→ **DESCRIPTION OF THE TASK**
Print out the entries below with no edits.
============
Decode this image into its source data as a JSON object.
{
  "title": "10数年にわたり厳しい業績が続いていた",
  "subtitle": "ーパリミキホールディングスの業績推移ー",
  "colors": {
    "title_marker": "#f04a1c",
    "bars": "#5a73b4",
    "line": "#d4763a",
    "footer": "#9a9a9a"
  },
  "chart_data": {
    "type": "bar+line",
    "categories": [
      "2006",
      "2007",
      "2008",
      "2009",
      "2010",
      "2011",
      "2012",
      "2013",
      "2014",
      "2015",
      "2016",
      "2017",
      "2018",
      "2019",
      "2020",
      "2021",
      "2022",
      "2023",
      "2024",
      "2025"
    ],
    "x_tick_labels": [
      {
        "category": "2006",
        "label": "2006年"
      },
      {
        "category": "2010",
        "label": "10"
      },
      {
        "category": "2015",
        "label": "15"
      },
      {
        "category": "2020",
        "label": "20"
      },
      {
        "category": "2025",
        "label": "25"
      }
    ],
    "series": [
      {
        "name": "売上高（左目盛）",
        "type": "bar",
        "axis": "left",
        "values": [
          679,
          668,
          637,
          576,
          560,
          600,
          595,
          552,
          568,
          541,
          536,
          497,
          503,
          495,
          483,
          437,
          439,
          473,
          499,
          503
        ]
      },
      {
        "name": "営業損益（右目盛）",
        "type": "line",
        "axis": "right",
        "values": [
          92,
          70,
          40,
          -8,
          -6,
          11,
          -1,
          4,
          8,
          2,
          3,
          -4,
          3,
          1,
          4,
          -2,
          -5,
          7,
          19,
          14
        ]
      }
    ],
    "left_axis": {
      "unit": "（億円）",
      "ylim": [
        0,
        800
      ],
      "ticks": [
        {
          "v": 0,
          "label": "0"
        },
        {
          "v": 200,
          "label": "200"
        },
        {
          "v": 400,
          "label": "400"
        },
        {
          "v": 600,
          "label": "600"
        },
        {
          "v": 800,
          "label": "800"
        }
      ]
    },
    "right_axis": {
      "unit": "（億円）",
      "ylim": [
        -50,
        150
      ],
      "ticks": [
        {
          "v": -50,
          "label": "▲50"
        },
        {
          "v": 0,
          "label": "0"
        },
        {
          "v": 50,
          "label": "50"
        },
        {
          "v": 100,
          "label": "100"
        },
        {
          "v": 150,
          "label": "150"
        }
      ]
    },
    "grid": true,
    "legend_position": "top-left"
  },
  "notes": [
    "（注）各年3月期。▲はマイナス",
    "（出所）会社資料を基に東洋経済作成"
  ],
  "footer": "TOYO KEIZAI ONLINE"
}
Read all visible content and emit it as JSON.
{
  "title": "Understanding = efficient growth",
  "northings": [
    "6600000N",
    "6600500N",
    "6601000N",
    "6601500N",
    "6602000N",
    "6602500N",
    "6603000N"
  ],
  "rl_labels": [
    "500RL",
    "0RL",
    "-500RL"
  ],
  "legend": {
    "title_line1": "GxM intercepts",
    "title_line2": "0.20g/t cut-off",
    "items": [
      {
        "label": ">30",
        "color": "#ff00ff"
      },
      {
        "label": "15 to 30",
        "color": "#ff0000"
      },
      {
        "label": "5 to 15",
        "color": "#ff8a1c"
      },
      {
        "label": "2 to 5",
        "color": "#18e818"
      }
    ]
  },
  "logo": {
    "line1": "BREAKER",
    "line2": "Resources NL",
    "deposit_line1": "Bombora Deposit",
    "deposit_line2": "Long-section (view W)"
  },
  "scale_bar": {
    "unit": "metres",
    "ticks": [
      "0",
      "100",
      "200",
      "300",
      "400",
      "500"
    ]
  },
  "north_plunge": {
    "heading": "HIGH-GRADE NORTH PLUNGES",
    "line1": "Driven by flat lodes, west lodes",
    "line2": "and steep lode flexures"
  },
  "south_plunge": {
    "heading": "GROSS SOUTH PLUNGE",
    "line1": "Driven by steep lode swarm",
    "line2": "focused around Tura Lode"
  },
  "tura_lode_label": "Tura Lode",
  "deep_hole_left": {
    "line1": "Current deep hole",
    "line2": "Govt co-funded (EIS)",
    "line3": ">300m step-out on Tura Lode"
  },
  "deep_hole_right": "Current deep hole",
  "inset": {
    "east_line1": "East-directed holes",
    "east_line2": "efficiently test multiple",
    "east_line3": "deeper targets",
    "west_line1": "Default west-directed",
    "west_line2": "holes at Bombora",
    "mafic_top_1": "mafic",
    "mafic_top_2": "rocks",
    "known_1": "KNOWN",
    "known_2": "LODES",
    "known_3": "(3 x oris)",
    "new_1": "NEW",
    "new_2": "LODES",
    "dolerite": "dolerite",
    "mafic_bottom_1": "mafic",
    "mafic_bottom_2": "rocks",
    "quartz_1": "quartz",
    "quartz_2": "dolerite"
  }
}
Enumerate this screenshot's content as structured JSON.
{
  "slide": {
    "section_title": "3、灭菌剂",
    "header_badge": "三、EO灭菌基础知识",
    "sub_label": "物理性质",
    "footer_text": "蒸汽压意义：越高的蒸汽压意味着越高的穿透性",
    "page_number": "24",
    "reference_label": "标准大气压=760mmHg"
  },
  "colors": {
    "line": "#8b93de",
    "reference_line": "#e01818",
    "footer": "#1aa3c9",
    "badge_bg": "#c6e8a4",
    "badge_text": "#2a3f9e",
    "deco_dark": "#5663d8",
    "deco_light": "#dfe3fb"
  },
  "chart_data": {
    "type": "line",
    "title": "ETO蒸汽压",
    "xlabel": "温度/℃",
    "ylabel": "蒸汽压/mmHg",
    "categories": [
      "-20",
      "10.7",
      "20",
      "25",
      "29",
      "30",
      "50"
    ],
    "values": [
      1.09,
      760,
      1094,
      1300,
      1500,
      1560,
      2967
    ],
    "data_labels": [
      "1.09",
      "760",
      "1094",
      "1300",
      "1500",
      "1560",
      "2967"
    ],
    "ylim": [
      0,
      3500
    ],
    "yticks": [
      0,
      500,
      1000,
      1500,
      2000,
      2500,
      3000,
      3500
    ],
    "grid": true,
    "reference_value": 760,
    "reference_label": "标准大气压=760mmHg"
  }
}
============
→ **RESPONSE TO THIS EXERCISE**
Decode this image into its source data as a JSON object.
{
  "title": "10数年にわたり厳しい業績が続いていた",
  "subtitle": "ーパリミキホールディングスの業績推移ー",
  "colors": {
    "title_marker": "#f04a1c",
    "bars": "#5a73b4",
    "line": "#d4763a",
    "footer": "#9a9a9a"
  },
  "chart_data": {
    "type": "bar+line",
    "categories": [
      "2006",
      "2007",
      "2008",
      "2009",
      "2010",
      "2011",
      "2012",
      "2013",
      "2014",
      "2015",
      "2016",
      "2017",
      "2018",
      "2019",
      "2020",
      "2021",
      "2022",
      "2023",
      "2024",
      "2025"
    ],
    "x_tick_labels": [
      {
        "category": "2006",
        "label": "2006年"
      },
      {
        "category": "2010",
        "label": "10"
      },
      {
        "category": "2015",
        "label": "15"
      },
      {
        "category": "2020",
        "label": "20"
      },
      {
        "category": "2025",
        "label": "25"
      }
    ],
    "series": [
      {
        "name": "売上高（左目盛）",
        "type": "bar",
        "axis": "left",
        "values": [
          679,
          668,
          637,
          576,
          560,
          600,
          595,
          552,
          568,
          541,
          536,
          497,
          503,
          495,
          483,
          437,
          439,
          473,
          499,
          503
        ]
      },
      {
        "name": "営業損益（右目盛）",
        "type": "line",
        "axis": "right",
        "values": [
          92,
          70,
          40,
          -8,
          -6,
          11,
          -1,
          4,
          8,
          2,
          3,
          -4,
          3,
          1,
          4,
          -2,
          -5,
          7,
          19,
          14
        ]
      }
    ],
    "left_axis": {
      "unit": "（億円）",
      "ylim": [
        0,
        800
      ],
      "ticks": [
        {
          "v": 0,
          "label": "0"
        },
        {
          "v": 200,
          "label": "200"
        },
        {
          "v": 400,
          "label": "400"
        },
        {
          "v": 600,
          "label": "600"
        },
        {
          "v": 800,
          "label": "800"
        }
      ]
    },
    "right_axis": {
      "unit": "（億円）",
      "ylim": [
        -50,
        150
      ],
      "ticks": [
        {
          "v": -50,
          "label": "▲50"
        },
        {
          "v": 0,
          "label": "0"
        },
        {
          "v": 50,
          "label": "50"
        },
        {
          "v": 100,
          "label": "100"
        },
        {
          "v": 150,
          "label": "150"
        }
      ]
    },
    "grid": true,
    "legend_position": "top-left"
  },
  "notes": [
    "（注）各年3月期。▲はマイナス",
    "（出所）会社資料を基に東洋経済作成"
  ],
  "footer": "TOYO KEIZAI ONLINE"
}
Read all visible content and emit it as JSON.
{
  "title": "Understanding = efficient growth",
  "northings": [
    "6600000N",
    "6600500N",
    "6601000N",
    "6601500N",
    "6602000N",
    "6602500N",
    "6603000N"
  ],
  "rl_labels": [
    "500RL",
    "0RL",
    "-500RL"
  ],
  "legend": {
    "title_line1": "GxM intercepts",
    "title_line2": "0.20g/t cut-off",
    "items": [
      {
        "label": ">30",
        "color": "#ff00ff"
      },
      {
        "label": "15 to 30",
        "color": "#ff0000"
      },
      {
        "label": "5 to 15",
        "color": "#ff8a1c"
      },
      {
        "label": "2 to 5",
        "color": "#18e818"
      }
    ]
  },
  "logo": {
    "line1": "BREAKER",
    "line2": "Resources NL",
    "deposit_line1": "Bombora Deposit",
    "deposit_line2": "Long-section (view W)"
  },
  "scale_bar": {
    "unit": "metres",
    "ticks": [
      "0",
      "100",
      "200",
      "300",
      "400",
      "500"
    ]
  },
  "north_plunge": {
    "heading": "HIGH-GRADE NORTH PLUNGES",
    "line1": "Driven by flat lodes, west lodes",
    "line2": "and steep lode flexures"
  },
  "south_plunge": {
    "heading": "GROSS SOUTH PLUNGE",
    "line1": "Driven by steep lode swarm",
    "line2": "focused around Tura Lode"
  },
  "tura_lode_label": "Tura Lode",
  "deep_hole_left": {
    "line1": "Current deep hole",
    "line2": "Govt co-funded (EIS)",
    "line3": ">300m step-out on Tura Lode"
  },
  "deep_hole_right": "Current deep hole",
  "inset": {
    "east_line1": "East-directed holes",
    "east_line2": "efficiently test multiple",
    "east_line3": "deeper targets",
    "west_line1": "Default west-directed",
    "west_line2": "holes at Bombora",
    "mafic_top_1": "mafic",
    "mafic_top_2": "rocks",
    "known_1": "KNOWN",
    "known_2": "LODES",
    "known_3": "(3 x oris)",
    "new_1": "NEW",
    "new_2": "LODES",
    "dolerite": "dolerite",
    "mafic_bottom_1": "mafic",
    "mafic_bottom_2": "rocks",
    "quartz_1": "quartz",
    "quartz_2": "dolerite"
  }
}
Enumerate this screenshot's content as structured JSON.
{
  "slide": {
    "section_title": "3、灭菌剂",
    "header_badge": "三、EO灭菌基础知识",
    "sub_label": "物理性质",
    "footer_text": "蒸汽压意义：越高的蒸汽压意味着越高的穿透性",
    "page_number": "24",
    "reference_label": "标准大气压=760mmHg"
  },
  "colors": {
    "line": "#8b93de",
    "reference_line": "#e01818",
    "footer": "#1aa3c9",
    "badge_bg": "#c6e8a4",
    "badge_text": "#2a3f9e",
    "deco_dark": "#5663d8",
    "deco_light": "#dfe3fb"
  },
  "chart_data": {
    "type": "line",
    "title": "ETO蒸汽压",
    "xlabel": "温度/℃",
    "ylabel": "蒸汽压/mmHg",
    "categories": [
      "-20",
      "10.7",
      "20",
      "25",
      "29",
      "30",
      "50"
    ],
    "values": [
      1.09,
      760,
      1094,
      1300,
      1500,
      1560,
      2967
    ],
    "data_labels": [
      "1.09",
      "760",
      "1094",
      "1300",
      "1500",
      "1560",
      "2967"
    ],
    "ylim": [
      0,
      3500
    ],
    "yticks": [
      0,
      500,
      1000,
      1500,
      2000,
      2500,
      3000,
      3500
    ],
    "grid": true,
    "reference_value": 760,
    "reference_label": "标准大气压=760mmHg"
  }
}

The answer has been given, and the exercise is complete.